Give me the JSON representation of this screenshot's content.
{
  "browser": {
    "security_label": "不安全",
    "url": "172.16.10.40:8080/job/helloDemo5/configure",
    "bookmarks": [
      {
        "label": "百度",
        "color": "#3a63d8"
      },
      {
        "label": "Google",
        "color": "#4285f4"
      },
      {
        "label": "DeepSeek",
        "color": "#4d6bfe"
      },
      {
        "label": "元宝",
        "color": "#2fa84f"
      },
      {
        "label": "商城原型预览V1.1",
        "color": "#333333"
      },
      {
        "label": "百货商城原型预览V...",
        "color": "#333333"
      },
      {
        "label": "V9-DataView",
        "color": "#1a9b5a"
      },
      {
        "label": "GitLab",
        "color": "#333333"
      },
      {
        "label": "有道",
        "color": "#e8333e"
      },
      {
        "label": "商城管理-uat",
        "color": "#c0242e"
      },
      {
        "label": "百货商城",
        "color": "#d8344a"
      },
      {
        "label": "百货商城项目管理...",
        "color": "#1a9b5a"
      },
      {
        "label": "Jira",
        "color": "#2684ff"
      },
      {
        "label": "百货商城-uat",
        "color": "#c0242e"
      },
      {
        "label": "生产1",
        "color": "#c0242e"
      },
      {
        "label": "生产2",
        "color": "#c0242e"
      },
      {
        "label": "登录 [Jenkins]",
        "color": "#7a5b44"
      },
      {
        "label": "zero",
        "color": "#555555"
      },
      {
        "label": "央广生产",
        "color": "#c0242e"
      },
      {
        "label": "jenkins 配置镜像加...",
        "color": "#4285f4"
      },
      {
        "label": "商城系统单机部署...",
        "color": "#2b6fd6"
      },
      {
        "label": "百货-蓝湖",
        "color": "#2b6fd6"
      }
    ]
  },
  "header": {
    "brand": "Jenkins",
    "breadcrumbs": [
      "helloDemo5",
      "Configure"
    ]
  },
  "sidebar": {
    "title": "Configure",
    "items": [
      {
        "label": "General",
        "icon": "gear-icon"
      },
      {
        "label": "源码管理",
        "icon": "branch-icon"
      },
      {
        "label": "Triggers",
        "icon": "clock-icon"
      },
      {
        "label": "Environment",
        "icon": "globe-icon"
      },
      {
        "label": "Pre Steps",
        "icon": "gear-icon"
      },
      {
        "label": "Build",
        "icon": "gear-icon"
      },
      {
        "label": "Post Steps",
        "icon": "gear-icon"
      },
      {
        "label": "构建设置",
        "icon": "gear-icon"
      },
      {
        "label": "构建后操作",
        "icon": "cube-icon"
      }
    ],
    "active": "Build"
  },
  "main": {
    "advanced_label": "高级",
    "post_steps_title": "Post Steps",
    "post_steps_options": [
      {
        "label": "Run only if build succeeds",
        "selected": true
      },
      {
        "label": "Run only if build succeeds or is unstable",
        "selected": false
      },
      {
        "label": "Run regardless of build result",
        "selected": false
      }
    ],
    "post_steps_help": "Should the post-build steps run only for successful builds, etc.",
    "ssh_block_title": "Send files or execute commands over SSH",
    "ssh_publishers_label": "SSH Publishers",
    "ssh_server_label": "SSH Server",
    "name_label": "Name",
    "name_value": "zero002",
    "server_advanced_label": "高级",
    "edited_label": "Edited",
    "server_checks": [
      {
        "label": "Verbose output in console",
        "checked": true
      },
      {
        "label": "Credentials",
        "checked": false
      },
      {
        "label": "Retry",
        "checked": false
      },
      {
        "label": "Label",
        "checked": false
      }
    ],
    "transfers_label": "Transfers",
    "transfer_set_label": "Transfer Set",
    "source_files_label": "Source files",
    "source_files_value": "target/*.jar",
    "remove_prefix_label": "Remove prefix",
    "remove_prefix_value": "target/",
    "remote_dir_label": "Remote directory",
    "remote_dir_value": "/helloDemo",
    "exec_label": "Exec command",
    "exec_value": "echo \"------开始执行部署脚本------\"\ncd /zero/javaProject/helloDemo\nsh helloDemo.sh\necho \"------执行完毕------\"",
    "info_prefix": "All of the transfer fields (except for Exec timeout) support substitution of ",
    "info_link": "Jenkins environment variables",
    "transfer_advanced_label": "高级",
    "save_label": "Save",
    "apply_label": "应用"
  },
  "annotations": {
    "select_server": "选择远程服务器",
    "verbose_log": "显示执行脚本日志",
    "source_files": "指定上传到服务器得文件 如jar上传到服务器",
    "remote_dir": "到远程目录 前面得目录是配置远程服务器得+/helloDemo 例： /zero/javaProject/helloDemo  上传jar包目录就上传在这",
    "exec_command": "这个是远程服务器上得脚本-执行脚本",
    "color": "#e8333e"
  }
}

========================

- _EXERCISE INSTRUCTIONS_
Across the entries, how many lines contain "succeeds"? Reply with the number only.

- _WORKED ANSWER_
2